## YOUR TASK
Pick out each line below containing "ylabel".

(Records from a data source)

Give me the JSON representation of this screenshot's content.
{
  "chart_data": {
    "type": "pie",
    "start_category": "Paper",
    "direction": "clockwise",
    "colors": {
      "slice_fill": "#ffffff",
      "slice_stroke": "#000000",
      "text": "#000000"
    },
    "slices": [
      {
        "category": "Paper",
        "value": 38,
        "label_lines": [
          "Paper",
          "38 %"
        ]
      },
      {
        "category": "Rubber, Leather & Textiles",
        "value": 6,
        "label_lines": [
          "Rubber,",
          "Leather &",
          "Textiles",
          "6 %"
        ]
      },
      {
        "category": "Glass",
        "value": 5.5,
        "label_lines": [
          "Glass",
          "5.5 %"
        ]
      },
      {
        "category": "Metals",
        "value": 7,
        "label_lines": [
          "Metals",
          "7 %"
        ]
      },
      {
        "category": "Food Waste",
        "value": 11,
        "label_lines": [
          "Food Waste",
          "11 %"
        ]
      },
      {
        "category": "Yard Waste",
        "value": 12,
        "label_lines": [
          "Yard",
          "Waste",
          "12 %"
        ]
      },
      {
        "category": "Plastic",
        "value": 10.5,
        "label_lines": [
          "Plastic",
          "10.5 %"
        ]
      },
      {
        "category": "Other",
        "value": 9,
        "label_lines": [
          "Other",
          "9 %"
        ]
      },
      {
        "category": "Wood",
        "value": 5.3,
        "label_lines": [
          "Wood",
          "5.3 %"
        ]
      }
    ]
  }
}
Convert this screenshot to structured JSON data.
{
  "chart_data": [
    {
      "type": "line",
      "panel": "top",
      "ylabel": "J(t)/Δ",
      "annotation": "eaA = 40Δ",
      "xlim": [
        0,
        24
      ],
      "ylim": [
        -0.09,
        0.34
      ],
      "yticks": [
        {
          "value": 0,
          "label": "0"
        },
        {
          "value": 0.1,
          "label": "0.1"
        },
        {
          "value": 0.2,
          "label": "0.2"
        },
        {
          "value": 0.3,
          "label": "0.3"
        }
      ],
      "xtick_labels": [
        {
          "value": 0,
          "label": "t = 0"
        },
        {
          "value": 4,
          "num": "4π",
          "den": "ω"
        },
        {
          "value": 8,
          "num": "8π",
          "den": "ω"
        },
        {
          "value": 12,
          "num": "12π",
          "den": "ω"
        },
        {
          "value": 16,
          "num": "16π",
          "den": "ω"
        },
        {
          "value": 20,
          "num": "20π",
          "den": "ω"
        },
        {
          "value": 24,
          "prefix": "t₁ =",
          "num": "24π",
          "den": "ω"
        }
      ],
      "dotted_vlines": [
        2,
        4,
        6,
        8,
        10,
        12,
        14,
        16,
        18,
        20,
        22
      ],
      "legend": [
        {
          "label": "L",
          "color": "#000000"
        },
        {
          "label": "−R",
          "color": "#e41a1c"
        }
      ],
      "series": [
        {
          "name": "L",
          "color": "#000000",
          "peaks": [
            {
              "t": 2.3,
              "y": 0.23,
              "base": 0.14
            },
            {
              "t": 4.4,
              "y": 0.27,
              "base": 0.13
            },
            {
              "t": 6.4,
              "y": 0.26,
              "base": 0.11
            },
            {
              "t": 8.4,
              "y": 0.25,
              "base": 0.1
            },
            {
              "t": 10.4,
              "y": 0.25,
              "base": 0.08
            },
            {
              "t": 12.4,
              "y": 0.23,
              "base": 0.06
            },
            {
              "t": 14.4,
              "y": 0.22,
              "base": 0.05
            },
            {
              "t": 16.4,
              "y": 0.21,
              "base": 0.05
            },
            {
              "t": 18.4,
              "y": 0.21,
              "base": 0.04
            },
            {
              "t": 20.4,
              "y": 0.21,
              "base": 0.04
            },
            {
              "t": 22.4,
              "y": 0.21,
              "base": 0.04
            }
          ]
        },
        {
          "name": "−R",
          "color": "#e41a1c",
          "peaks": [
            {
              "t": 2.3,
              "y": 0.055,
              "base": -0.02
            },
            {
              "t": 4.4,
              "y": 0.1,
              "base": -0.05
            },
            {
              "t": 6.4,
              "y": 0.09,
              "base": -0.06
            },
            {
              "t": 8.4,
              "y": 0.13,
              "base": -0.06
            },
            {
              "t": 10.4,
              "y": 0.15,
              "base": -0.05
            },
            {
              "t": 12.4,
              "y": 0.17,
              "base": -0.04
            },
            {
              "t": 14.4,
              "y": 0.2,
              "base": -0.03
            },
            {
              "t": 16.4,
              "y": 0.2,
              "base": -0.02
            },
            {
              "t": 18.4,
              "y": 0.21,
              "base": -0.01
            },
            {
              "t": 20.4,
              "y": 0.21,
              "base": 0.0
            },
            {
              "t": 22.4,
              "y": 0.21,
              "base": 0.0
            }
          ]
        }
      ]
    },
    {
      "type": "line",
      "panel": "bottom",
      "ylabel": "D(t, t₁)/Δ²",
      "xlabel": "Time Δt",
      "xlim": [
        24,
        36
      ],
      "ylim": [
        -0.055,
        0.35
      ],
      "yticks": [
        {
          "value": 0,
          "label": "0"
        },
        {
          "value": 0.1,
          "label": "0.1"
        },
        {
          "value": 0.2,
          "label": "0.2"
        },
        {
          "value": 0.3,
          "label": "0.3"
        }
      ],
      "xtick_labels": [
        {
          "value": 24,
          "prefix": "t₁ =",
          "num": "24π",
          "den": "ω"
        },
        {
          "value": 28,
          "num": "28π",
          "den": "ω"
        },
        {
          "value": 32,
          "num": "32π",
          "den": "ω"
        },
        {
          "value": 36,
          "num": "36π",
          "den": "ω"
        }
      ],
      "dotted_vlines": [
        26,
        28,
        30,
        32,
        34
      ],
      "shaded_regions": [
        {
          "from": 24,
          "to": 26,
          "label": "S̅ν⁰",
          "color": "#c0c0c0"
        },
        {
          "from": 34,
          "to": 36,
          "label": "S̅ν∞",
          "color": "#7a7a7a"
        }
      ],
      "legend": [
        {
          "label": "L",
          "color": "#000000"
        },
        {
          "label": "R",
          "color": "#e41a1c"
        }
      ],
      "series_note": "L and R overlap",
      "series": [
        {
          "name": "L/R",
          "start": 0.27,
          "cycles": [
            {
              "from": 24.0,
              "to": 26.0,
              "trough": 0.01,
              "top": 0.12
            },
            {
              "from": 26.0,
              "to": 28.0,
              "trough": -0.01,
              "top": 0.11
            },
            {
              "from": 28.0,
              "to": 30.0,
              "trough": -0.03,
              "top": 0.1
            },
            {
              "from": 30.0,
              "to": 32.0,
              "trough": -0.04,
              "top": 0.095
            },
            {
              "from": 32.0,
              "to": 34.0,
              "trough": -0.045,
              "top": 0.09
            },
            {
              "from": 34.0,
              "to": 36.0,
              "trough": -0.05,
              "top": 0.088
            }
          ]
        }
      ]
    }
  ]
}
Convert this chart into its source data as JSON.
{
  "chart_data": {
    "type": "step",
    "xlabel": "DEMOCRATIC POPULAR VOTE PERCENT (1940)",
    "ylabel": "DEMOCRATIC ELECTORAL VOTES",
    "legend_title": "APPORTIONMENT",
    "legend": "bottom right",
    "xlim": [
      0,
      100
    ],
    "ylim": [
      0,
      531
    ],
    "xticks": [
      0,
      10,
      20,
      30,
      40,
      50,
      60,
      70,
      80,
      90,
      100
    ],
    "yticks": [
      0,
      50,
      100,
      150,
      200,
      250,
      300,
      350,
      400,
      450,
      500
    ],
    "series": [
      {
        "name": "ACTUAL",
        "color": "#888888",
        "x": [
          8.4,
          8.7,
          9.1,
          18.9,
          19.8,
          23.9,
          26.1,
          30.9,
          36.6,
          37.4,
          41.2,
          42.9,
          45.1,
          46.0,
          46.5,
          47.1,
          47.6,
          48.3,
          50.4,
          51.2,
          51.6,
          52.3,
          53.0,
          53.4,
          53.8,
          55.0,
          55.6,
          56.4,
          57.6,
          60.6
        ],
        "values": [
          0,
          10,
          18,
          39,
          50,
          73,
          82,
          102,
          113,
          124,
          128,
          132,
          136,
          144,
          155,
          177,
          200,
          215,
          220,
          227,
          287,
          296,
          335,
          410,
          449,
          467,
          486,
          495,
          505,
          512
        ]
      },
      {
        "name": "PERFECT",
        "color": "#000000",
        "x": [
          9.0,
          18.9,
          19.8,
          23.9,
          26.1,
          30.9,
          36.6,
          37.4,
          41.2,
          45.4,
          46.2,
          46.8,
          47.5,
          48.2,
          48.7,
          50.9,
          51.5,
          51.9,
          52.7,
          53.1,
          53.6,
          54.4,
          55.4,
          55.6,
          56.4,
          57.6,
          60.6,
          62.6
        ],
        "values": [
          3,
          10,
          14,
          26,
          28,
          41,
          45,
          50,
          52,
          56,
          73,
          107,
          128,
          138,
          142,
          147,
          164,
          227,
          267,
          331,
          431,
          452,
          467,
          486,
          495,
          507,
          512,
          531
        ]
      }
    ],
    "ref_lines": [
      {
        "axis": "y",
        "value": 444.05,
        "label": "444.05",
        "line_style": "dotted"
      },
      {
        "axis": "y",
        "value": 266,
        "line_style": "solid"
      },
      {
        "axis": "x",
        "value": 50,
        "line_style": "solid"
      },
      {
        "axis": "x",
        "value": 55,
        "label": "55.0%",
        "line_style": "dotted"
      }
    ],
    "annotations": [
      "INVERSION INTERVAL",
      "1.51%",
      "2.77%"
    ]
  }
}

## WRITTEN RESPONSE
      "ylabel": "J(t)/Δ",
      "ylabel": "D(t, t₁)/Δ²",
    "ylabel": "DEMOCRATIC ELECTORAL VOTES",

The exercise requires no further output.